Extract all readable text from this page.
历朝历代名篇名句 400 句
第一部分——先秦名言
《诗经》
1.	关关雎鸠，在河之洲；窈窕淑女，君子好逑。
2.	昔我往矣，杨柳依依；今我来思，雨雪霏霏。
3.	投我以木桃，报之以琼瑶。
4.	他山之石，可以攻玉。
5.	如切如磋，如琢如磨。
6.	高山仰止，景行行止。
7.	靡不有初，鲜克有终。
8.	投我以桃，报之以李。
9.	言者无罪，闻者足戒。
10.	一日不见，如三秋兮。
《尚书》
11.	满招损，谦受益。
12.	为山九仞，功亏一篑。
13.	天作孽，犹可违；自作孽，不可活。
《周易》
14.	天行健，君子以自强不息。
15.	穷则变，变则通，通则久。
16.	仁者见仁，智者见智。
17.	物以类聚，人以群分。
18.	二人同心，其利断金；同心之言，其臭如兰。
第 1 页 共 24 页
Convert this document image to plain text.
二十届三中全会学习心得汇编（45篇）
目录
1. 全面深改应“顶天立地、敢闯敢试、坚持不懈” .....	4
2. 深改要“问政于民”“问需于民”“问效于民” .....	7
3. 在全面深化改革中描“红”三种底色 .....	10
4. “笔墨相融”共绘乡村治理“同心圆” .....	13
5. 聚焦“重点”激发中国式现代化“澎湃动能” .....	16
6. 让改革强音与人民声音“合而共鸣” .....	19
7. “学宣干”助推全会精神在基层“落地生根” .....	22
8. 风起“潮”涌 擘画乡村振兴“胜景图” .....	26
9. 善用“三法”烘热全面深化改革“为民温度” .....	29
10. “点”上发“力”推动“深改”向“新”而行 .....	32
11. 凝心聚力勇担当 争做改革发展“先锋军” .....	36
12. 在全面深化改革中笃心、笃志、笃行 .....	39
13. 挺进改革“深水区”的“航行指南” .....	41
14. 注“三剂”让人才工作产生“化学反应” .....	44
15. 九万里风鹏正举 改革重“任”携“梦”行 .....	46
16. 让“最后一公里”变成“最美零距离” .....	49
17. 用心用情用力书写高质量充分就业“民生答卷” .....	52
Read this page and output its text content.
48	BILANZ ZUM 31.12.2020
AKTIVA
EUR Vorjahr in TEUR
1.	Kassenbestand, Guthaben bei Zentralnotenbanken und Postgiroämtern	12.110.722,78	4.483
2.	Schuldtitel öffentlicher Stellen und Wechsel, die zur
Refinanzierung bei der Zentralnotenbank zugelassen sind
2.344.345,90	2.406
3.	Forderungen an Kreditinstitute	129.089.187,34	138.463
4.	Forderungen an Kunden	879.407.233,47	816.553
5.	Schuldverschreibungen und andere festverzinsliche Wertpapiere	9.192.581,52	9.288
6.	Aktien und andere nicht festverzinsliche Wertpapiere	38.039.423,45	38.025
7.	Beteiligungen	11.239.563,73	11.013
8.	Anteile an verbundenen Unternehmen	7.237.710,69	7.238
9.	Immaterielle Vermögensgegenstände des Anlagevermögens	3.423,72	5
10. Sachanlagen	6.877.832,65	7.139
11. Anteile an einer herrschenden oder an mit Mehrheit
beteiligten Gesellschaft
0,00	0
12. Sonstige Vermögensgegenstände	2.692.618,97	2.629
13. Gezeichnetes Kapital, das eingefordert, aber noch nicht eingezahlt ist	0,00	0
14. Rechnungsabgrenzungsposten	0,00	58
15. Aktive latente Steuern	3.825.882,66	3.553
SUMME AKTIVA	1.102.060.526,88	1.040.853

* * *

> Task details: Reproduce the material exactly, with every line intact.

> Output below:
Extract all readable text from this page.
历朝历代名篇名句 400 句
第一部分——先秦名言
《诗经》
1.	关关雎鸠，在河之洲；窈窕淑女，君子好逑。
2.	昔我往矣，杨柳依依；今我来思，雨雪霏霏。
3.	投我以木桃，报之以琼瑶。
4.	他山之石，可以攻玉。
5.	如切如磋，如琢如磨。
6.	高山仰止，景行行止。
7.	靡不有初，鲜克有终。
8.	投我以桃，报之以李。
9.	言者无罪，闻者足戒。
10.	一日不见，如三秋兮。
《尚书》
11.	满招损，谦受益。
12.	为山九仞，功亏一篑。
13.	天作孽，犹可违；自作孽，不可活。
《周易》
14.	天行健，君子以自强不息。
15.	穷则变，变则通，通则久。
16.	仁者见仁，智者见智。
17.	物以类聚，人以群分。
18.	二人同心，其利断金；同心之言，其臭如兰。
第 1 页 共 24 页
Convert this document image to plain text.
二十届三中全会学习心得汇编（45篇）
目录
1. 全面深改应“顶天立地、敢闯敢试、坚持不懈” .....	4
2. 深改要“问政于民”“问需于民”“问效于民” .....	7
3. 在全面深化改革中描“红”三种底色 .....	10
4. “笔墨相融”共绘乡村治理“同心圆” .....	13
5. 聚焦“重点”激发中国式现代化“澎湃动能” .....	16
6. 让改革强音与人民声音“合而共鸣” .....	19
7. “学宣干”助推全会精神在基层“落地生根” .....	22
8. 风起“潮”涌 擘画乡村振兴“胜景图” .....	26
9. 善用“三法”烘热全面深化改革“为民温度” .....	29
10. “点”上发“力”推动“深改”向“新”而行 .....	32
11. 凝心聚力勇担当 争做改革发展“先锋军” .....	36
12. 在全面深化改革中笃心、笃志、笃行 .....	39
13. 挺进改革“深水区”的“航行指南” .....	41
14. 注“三剂”让人才工作产生“化学反应” .....	44
15. 九万里风鹏正举 改革重“任”携“梦”行 .....	46
16. 让“最后一公里”变成“最美零距离” .....	49
17. 用心用情用力书写高质量充分就业“民生答卷” .....	52
Read this page and output its text content.
48	BILANZ ZUM 31.12.2020
AKTIVA
EUR Vorjahr in TEUR
1.	Kassenbestand, Guthaben bei Zentralnotenbanken und Postgiroämtern	12.110.722,78	4.483
2.	Schuldtitel öffentlicher Stellen und Wechsel, die zur
Refinanzierung bei der Zentralnotenbank zugelassen sind
2.344.345,90	2.406
3.	Forderungen an Kreditinstitute	129.089.187,34	138.463
4.	Forderungen an Kunden	879.407.233,47	816.553
5.	Schuldverschreibungen und andere festverzinsliche Wertpapiere	9.192.581,52	9.288
6.	Aktien und andere nicht festverzinsliche Wertpapiere	38.039.423,45	38.025
7.	Beteiligungen	11.239.563,73	11.013
8.	Anteile an verbundenen Unternehmen	7.237.710,69	7.238
9.	Immaterielle Vermögensgegenstände des Anlagevermögens	3.423,72	5
10. Sachanlagen	6.877.832,65	7.139
11. Anteile an einer herrschenden oder an mit Mehrheit
beteiligten Gesellschaft
0,00	0
12. Sonstige Vermögensgegenstände	2.692.618,97	2.629
13. Gezeichnetes Kapital, das eingefordert, aber noch nicht eingezahlt ist	0,00	0
14. Rechnungsabgrenzungsposten	0,00	58
15. Aktive latente Steuern	3.825.882,66	3.553
SUMME AKTIVA	1.102.060.526,88	1.040.853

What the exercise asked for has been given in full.